▸ Document section:

Judging It, Washing It: Scoring and Greenwashing Corporate Climate Disclosures using Large Language Models
Marianne Chuang, Gabriel Chuang, Cheryl Chuang, John Chuang
TL;DR
This work investigates the use of large language models to evaluate and potentially greenwash corporate climate disclosures. It compares two LLMJ scoring schemes—numerical rating on a $1$ to $5$ scale and pairwise comparison across $k=24$ peers—and finds that pairwise comparison generally provides stronger separation between high- and low-performing disclosures, with robustness to greenwashing under accuracy and length constraints. The study uses CDP 2022 data (1,416 European responses to Target and Progress questions, including 147 A-List members) and analyzes prompt variants (in-context learning, indicative scales, and chain-of-thought prompting). It also demonstrates that LLMs can greenwash responses when unconstrained, but that the LLMJ framework, particularly pairwise scoring, remains comparatively robust when content accuracy is enforced. Limitations include geographic and temporal scope and reliance on a single LLM, suggesting future work to broaden datasets and model diversity, potentially enabling scalable benchmarking for climate-disclosure quality.

[Data drawn from a dataset]
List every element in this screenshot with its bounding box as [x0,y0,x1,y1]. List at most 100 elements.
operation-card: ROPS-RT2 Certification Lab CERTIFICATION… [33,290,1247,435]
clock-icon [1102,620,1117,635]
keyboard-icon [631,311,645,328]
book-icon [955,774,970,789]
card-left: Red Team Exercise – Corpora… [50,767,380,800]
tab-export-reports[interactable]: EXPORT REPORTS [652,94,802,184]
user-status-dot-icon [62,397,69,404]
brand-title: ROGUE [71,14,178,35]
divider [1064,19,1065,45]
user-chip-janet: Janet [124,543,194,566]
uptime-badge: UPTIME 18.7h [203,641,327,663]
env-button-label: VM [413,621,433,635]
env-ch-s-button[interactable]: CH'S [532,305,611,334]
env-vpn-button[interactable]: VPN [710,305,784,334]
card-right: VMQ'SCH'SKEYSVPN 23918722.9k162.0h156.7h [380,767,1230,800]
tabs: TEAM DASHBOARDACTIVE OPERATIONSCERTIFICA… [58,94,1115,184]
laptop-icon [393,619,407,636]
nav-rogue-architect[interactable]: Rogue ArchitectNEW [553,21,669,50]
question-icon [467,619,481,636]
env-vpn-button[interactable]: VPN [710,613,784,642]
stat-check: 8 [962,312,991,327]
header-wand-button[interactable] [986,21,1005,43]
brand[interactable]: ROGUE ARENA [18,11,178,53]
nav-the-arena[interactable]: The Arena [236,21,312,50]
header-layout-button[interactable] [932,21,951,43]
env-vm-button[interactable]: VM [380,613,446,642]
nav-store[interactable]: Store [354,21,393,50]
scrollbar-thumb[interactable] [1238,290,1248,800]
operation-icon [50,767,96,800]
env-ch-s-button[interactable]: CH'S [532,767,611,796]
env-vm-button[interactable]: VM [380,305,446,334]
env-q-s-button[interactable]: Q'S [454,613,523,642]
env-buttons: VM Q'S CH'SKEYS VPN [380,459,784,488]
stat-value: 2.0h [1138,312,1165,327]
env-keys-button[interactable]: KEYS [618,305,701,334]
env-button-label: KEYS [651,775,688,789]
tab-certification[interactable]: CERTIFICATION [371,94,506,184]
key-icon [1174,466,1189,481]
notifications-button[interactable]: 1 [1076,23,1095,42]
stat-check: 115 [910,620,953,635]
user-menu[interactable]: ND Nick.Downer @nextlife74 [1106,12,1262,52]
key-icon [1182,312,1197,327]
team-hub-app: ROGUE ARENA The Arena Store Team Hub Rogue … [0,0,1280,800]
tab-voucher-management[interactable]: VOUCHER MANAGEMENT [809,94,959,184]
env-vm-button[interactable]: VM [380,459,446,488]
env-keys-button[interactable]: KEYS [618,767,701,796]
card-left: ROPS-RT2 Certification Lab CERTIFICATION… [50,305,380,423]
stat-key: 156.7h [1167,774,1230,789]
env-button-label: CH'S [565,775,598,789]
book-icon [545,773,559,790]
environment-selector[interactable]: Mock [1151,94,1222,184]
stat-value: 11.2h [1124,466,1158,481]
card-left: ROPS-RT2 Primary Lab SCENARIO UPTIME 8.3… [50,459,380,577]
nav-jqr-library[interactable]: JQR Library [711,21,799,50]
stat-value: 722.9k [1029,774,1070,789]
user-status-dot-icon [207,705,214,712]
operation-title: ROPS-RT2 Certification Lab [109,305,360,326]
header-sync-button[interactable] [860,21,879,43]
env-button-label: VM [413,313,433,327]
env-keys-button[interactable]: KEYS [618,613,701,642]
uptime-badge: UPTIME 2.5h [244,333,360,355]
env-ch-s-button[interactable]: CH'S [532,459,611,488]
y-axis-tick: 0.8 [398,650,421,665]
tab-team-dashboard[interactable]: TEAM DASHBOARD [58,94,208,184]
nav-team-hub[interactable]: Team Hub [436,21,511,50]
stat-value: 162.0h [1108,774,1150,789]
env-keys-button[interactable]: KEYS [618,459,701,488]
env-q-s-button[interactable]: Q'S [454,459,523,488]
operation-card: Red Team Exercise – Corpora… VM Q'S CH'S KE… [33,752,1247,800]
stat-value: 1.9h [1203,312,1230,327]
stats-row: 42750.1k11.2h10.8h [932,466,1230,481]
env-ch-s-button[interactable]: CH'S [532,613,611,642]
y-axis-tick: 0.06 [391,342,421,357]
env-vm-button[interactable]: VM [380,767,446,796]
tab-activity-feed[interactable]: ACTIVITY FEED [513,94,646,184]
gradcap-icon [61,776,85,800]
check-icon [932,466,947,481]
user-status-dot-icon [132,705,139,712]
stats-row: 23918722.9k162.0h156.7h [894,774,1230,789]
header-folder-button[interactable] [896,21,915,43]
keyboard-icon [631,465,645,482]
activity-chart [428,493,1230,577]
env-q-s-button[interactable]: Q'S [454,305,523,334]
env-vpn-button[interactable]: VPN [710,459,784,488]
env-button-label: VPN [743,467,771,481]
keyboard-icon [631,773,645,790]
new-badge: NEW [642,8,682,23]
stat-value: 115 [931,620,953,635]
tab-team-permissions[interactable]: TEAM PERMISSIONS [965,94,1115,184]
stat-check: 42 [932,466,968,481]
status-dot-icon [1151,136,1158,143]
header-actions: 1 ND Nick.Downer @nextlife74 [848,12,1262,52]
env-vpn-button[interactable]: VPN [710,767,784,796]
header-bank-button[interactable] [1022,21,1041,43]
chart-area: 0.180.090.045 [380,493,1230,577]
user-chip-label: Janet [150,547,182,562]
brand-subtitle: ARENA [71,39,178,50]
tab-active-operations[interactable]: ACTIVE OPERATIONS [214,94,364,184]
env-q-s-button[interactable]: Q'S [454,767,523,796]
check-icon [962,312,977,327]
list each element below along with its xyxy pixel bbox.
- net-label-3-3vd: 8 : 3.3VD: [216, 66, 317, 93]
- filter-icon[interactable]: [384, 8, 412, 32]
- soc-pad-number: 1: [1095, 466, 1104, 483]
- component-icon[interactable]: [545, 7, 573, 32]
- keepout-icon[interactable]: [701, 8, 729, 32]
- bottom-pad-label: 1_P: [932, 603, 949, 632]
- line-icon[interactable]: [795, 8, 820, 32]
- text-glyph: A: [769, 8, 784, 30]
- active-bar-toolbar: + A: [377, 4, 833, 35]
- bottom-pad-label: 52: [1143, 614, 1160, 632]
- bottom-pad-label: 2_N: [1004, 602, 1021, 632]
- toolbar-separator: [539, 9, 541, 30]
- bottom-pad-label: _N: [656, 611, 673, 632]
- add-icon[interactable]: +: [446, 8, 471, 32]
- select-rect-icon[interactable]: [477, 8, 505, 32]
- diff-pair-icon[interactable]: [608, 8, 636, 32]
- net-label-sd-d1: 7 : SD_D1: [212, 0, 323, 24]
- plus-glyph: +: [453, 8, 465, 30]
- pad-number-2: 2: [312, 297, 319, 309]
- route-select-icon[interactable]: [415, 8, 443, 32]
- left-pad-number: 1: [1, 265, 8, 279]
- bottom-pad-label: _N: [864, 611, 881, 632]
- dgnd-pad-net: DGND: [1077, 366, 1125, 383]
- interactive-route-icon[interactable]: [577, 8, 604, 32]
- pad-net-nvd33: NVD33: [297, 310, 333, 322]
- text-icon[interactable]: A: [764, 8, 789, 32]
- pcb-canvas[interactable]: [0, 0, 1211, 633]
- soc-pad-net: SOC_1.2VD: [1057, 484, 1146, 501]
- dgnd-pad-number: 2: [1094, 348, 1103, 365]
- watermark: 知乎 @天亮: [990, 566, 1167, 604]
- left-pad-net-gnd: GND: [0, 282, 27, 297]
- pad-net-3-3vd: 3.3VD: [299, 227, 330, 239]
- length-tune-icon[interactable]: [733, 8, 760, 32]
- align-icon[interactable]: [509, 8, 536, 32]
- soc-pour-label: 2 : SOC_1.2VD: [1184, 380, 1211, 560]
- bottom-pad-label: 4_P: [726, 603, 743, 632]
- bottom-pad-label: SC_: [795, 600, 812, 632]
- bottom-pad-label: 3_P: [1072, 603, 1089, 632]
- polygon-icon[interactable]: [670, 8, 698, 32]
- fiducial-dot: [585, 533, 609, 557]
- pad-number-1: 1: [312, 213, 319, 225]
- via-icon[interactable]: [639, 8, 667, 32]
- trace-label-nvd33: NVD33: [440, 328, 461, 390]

▸ Instructions for the task: In the summary of the climate-disclosure study, which of the two scoring schemes generally gives stronger separation between high- and low-performing disclosures? The data above were taken from a separate source.

▸ Answer to the exercise: Pairwise comparison across $k=24$ peers.